EXERCISE GOAL
Retype the material in full, keeping every word the same.

--- Start RECORDS SHOWN ---

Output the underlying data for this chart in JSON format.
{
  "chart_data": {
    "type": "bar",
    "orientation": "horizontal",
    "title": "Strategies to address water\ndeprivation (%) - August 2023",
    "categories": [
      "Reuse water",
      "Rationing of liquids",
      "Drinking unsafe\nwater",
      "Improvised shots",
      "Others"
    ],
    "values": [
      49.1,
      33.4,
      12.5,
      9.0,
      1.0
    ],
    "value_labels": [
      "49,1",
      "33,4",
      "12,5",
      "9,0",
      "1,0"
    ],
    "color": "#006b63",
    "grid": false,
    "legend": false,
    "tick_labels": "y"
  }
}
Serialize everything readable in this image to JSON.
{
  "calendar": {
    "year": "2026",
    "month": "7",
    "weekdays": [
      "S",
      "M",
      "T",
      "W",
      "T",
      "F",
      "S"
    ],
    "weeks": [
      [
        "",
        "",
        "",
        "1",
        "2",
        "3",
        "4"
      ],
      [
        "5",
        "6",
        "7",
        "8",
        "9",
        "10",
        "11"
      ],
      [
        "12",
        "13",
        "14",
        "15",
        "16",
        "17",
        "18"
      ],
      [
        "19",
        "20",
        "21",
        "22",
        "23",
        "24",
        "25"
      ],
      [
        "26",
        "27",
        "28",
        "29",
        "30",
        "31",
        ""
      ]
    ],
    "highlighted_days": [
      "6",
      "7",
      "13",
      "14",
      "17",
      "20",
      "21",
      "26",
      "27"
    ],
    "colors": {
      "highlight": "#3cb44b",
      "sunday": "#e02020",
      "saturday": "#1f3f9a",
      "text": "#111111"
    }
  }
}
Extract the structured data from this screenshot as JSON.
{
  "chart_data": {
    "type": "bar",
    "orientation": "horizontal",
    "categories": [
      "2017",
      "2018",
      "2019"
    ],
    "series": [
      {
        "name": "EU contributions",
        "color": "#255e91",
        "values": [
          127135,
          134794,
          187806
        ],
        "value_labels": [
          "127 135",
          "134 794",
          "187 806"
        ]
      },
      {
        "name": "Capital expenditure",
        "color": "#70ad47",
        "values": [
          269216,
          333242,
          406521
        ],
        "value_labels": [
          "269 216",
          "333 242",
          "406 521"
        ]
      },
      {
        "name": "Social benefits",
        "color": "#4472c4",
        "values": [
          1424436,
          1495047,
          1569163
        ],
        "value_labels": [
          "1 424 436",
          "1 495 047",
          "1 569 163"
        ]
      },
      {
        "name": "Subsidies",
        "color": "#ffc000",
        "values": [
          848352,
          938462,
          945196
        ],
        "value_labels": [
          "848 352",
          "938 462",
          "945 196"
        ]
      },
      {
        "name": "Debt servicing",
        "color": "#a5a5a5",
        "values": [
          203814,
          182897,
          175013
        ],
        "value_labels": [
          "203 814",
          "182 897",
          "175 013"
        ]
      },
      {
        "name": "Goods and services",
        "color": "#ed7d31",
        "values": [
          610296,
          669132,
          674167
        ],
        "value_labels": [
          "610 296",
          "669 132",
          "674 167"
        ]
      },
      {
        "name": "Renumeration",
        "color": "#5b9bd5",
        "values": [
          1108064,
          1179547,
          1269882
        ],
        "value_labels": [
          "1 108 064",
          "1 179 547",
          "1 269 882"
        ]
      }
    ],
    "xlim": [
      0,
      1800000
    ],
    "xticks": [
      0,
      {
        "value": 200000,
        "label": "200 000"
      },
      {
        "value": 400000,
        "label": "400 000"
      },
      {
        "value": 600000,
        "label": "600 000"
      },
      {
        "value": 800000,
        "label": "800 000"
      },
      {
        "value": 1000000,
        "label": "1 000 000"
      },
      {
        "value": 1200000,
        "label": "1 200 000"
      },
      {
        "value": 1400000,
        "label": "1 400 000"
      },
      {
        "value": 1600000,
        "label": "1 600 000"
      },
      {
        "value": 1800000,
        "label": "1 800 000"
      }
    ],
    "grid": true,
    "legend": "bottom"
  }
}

--- End RECORDS SHOWN ---

CORRECT RESULT
Output the underlying data for this chart in JSON format.
{
  "chart_data": {
    "type": "bar",
    "orientation": "horizontal",
    "title": "Strategies to address water\ndeprivation (%) - August 2023",
    "categories": [
      "Reuse water",
      "Rationing of liquids",
      "Drinking unsafe\nwater",
      "Improvised shots",
      "Others"
    ],
    "values": [
      49.1,
      33.4,
      12.5,
      9.0,
      1.0
    ],
    "value_labels": [
      "49,1",
      "33,4",
      "12,5",
      "9,0",
      "1,0"
    ],
    "color": "#006b63",
    "grid": false,
    "legend": false,
    "tick_labels": "y"
  }
}
Serialize everything readable in this image to JSON.
{
  "calendar": {
    "year": "2026",
    "month": "7",
    "weekdays": [
      "S",
      "M",
      "T",
      "W",
      "T",
      "F",
      "S"
    ],
    "weeks": [
      [
        "",
        "",
        "",
        "1",
        "2",
        "3",
        "4"
      ],
      [
        "5",
        "6",
        "7",
        "8",
        "9",
        "10",
        "11"
      ],
      [
        "12",
        "13",
        "14",
        "15",
        "16",
        "17",
        "18"
      ],
      [
        "19",
        "20",
        "21",
        "22",
        "23",
        "24",
        "25"
      ],
      [
        "26",
        "27",
        "28",
        "29",
        "30",
        "31",
        ""
      ]
    ],
    "highlighted_days": [
      "6",
      "7",
      "13",
      "14",
      "17",
      "20",
      "21",
      "26",
      "27"
    ],
    "colors": {
      "highlight": "#3cb44b",
      "sunday": "#e02020",
      "saturday": "#1f3f9a",
      "text": "#111111"
    }
  }
}
Extract the structured data from this screenshot as JSON.
{
  "chart_data": {
    "type": "bar",
    "orientation": "horizontal",
    "categories": [
      "2017",
      "2018",
      "2019"
    ],
    "series": [
      {
        "name": "EU contributions",
        "color": "#255e91",
        "values": [
          127135,
          134794,
          187806
        ],
        "value_labels": [
          "127 135",
          "134 794",
          "187 806"
        ]
      },
      {
        "name": "Capital expenditure",
        "color": "#70ad47",
        "values": [
          269216,
          333242,
          406521
        ],
        "value_labels": [
          "269 216",
          "333 242",
          "406 521"
        ]
      },
      {
        "name": "Social benefits",
        "color": "#4472c4",
        "values": [
          1424436,
          1495047,
          1569163
        ],
        "value_labels": [
          "1 424 436",
          "1 495 047",
          "1 569 163"
        ]
      },
      {
        "name": "Subsidies",
        "color": "#ffc000",
        "values": [
          848352,
          938462,
          945196
        ],
        "value_labels": [
          "848 352",
          "938 462",
          "945 196"
        ]
      },
      {
        "name": "Debt servicing",
        "color": "#a5a5a5",
        "values": [
          203814,
          182897,
          175013
        ],
        "value_labels": [
          "203 814",
          "182 897",
          "175 013"
        ]
      },
      {
        "name": "Goods and services",
        "color": "#ed7d31",
        "values": [
          610296,
          669132,
          674167
        ],
        "value_labels": [
          "610 296",
          "669 132",
          "674 167"
        ]
      },
      {
        "name": "Renumeration",
        "color": "#5b9bd5",
        "values": [
          1108064,
          1179547,
          1269882
        ],
        "value_labels": [
          "1 108 064",
          "1 179 547",
          "1 269 882"
        ]
      }
    ],
    "xlim": [
      0,
      1800000
    ],
    "xticks": [
      0,
      {
        "value": 200000,
        "label": "200 000"
      },
      {
        "value": 400000,
        "label": "400 000"
      },
      {
        "value": 600000,
        "label": "600 000"
      },
      {
        "value": 800000,
        "label": "800 000"
      },
      {
        "value": 1000000,
        "label": "1 000 000"
      },
      {
        "value": 1200000,
        "label": "1 200 000"
      },
      {
        "value": 1400000,
        "label": "1 400 000"
      },
      {
        "value": 1600000,
        "label": "1 600 000"
      },
      {
        "value": 1800000,
        "label": "1 800 000"
      }
    ],
    "grid": true,
    "legend": "bottom"
  }
}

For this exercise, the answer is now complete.